Stated task - Answer with a single number, the count of lines holding the word "youtube".

-- start --

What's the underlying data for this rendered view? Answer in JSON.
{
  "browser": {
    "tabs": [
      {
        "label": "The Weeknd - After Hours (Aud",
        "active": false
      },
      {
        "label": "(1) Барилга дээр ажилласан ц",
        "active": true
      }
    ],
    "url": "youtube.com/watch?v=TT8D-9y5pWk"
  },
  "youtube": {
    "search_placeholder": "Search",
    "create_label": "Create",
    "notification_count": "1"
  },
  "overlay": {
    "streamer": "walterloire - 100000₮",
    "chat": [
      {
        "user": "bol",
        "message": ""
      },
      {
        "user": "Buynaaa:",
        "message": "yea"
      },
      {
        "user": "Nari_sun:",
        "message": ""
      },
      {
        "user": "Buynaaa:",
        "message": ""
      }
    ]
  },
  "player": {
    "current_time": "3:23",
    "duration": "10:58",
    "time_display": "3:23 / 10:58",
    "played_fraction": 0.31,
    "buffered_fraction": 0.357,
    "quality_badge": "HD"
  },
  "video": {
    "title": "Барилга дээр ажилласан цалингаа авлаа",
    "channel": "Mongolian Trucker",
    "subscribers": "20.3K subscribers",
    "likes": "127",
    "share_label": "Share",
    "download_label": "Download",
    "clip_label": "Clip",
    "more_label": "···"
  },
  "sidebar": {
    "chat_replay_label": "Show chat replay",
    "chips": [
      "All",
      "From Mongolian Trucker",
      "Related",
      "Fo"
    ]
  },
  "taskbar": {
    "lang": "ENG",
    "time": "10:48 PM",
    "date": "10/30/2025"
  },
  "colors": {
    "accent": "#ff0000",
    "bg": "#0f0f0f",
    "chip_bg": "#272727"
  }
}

-- end --
-- start --

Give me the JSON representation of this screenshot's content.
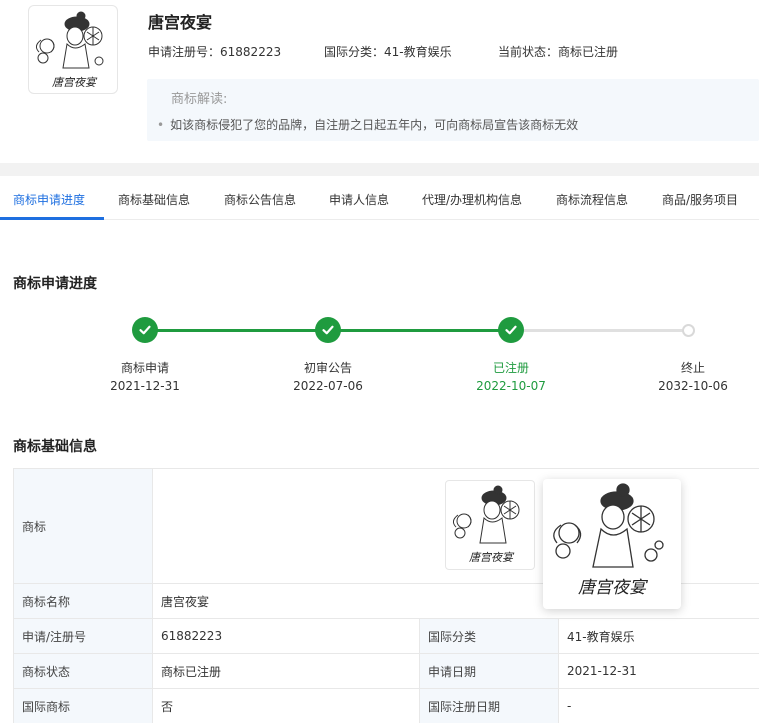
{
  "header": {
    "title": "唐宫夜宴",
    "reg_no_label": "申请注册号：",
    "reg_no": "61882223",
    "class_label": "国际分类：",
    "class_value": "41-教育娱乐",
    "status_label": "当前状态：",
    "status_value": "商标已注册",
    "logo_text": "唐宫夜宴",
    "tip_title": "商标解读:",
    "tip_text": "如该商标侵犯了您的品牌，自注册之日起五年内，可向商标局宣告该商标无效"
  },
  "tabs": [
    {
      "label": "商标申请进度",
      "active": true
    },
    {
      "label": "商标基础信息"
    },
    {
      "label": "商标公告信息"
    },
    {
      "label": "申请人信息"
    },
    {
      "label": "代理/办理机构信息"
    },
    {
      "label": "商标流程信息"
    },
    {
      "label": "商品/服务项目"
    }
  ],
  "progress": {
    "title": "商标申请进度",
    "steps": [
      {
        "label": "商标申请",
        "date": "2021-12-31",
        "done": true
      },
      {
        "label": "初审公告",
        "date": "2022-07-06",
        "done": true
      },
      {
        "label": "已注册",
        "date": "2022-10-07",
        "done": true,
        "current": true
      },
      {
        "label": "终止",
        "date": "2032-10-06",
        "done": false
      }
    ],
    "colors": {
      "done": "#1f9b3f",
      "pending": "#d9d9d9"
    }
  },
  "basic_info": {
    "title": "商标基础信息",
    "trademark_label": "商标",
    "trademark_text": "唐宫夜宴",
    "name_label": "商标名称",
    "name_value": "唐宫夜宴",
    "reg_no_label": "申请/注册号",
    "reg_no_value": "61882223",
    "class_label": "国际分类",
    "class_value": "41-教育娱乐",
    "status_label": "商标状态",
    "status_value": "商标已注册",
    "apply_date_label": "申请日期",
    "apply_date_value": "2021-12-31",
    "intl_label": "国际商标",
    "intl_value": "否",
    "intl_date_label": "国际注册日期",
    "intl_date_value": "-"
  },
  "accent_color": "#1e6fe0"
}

-- end --

Exercise answer - 2